▶ **Work instructions**
Render the lines of the records from the line containing "enumerate the UI" through the line containing "meter-graticule-mark: [478, 105, 492, 106]", inclusive, as a Markdown table. Use a column named Row for a running number and a column named Text for the line itself, and omit any blank lines.

▶ **Data shown**
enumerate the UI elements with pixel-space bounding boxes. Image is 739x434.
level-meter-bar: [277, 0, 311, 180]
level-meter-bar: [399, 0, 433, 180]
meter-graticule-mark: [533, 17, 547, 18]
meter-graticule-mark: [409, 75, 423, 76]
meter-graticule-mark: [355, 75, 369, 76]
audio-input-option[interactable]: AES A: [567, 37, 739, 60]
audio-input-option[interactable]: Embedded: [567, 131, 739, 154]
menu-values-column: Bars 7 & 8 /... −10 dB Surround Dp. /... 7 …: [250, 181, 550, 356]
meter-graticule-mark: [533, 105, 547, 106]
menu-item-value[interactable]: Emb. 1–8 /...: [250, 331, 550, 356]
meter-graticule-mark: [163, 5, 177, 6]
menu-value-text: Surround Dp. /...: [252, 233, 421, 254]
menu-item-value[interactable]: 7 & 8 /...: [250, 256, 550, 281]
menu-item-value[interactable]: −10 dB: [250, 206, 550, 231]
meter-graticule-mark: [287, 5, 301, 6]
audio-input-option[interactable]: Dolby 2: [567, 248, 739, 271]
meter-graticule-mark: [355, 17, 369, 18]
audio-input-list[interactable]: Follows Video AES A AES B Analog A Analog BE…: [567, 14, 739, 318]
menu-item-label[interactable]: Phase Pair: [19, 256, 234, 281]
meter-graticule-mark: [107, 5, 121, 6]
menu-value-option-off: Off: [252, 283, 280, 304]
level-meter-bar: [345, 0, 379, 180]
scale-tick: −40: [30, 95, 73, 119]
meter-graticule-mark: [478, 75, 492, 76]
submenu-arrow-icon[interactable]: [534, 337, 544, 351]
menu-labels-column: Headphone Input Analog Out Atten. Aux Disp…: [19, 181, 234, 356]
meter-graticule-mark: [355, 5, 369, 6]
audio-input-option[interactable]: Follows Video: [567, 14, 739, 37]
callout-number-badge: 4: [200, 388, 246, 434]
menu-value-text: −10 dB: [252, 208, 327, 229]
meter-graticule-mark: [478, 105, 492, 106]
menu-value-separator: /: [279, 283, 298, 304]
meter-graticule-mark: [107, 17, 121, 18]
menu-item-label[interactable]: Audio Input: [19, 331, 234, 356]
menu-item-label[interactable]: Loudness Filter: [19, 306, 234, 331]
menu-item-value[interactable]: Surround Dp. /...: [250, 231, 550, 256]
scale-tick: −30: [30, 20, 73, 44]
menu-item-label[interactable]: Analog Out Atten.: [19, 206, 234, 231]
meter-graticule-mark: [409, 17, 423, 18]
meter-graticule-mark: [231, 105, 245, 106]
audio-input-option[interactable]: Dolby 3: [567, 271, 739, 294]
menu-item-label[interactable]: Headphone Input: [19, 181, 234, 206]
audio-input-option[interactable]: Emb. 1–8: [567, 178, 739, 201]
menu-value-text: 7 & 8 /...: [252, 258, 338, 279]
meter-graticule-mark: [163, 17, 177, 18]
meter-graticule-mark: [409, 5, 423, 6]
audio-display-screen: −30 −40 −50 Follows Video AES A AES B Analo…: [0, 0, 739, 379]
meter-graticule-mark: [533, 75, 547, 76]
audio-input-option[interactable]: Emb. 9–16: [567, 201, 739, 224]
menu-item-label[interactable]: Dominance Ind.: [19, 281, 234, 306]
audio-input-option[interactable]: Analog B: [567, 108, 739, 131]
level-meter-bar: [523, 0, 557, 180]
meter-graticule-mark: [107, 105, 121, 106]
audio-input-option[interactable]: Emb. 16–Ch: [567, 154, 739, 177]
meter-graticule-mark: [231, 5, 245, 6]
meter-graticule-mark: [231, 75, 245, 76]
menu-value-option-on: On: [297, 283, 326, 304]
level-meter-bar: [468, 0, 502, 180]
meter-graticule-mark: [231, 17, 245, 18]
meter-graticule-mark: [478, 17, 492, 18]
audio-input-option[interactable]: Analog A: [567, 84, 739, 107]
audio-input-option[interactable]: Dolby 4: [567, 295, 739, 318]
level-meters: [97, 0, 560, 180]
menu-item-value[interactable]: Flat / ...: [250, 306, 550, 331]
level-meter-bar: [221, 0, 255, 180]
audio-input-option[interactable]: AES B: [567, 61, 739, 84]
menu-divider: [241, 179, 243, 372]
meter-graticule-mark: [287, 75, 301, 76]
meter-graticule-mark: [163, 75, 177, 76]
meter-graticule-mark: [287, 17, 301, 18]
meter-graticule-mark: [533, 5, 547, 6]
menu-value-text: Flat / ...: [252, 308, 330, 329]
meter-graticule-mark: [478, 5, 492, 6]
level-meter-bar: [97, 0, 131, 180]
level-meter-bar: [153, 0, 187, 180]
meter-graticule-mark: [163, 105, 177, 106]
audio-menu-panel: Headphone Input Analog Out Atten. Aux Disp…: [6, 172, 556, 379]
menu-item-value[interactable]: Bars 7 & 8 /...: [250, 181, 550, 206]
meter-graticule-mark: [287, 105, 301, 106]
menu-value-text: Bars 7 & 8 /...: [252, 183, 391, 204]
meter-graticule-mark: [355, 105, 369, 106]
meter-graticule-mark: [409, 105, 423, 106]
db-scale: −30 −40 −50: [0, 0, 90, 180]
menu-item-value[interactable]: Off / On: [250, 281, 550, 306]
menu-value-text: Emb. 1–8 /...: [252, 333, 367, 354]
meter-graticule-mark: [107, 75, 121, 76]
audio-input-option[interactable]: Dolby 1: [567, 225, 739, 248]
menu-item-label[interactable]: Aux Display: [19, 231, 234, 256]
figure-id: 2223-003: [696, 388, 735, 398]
==
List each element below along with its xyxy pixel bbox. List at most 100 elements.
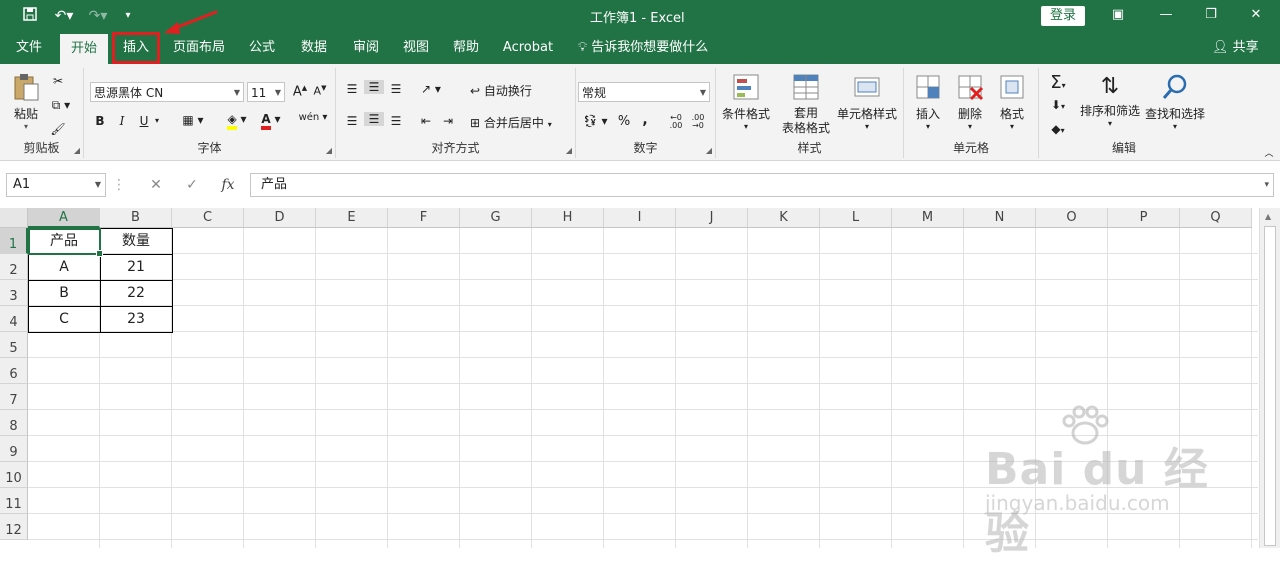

▶ **The result**
| Row | Text |
|---|---|
| 1 | enumerate the UI elements with pixel-space bounding boxes. Image is 739x434. |
| 2 | level-meter-bar: [277, 0, 311, 180] |
| 3 | level-meter-bar: [399, 0, 433, 180] |
| 4 | meter-graticule-mark: [533, 17, 547, 18] |
| 5 | meter-graticule-mark: [409, 75, 423, 76] |
| 6 | meter-graticule-mark: [355, 75, 369, 76] |
| 7 | audio-input-option[interactable]: AES A: [567, 37, 739, 60] |
| 8 | audio-input-option[interactable]: Embedded: [567, 131, 739, 154] |
| 9 | menu-values-column: Bars 7 & 8 /... −10 dB Surround Dp. /... 7 …: [250, 181, 550, 356] |
| 10 | meter-graticule-mark: [533, 105, 547, 106] |
| 11 | menu-item-value[interactable]: Emb. 1–8 /...: [250, 331, 550, 356] |
| 12 | meter-graticule-mark: [163, 5, 177, 6] |
| 13 | menu-value-text: Surround Dp. /...: [252, 233, 421, 254] |
| 14 | menu-item-value[interactable]: 7 & 8 /...: [250, 256, 550, 281] |
| 15 | menu-item-value[interactable]: −10 dB: [250, 206, 550, 231] |
| 16 | meter-graticule-mark: [287, 5, 301, 6] |
| 17 | audio-input-option[interactable]: Dolby 2: [567, 248, 739, 271] |
| 18 | meter-graticule-mark: [355, 17, 369, 18] |
| 19 | audio-input-list[interactable]: Follows Video AES A AES B Analog A Analog BE…: [567, 14, 739, 318] |
| 20 | menu-item-label[interactable]: Phase Pair: [19, 256, 234, 281] |
| 21 | meter-graticule-mark: [107, 5, 121, 6] |
| 22 | menu-value-option-off: Off: [252, 283, 280, 304] |
| 23 | level-meter-bar: [345, 0, 379, 180] |
| 24 | scale-tick: −40: [30, 95, 73, 119] |
| 25 | meter-graticule-mark: [478, 75, 492, 76] |
| 26 | submenu-arrow-icon[interactable]: [534, 337, 544, 351] |
| 27 | menu-labels-column: Headphone Input Analog Out Atten. Aux Disp…: [19, 181, 234, 356] |
| 28 | meter-graticule-mark: [355, 5, 369, 6] |
| 29 | audio-input-option[interactable]: Follows Video: [567, 14, 739, 37] |
| 30 | callout-number-badge: 4: [200, 388, 246, 434] |
| 31 | menu-value-text: −10 dB: [252, 208, 327, 229] |
| 32 | meter-graticule-mark: [478, 105, 492, 106] |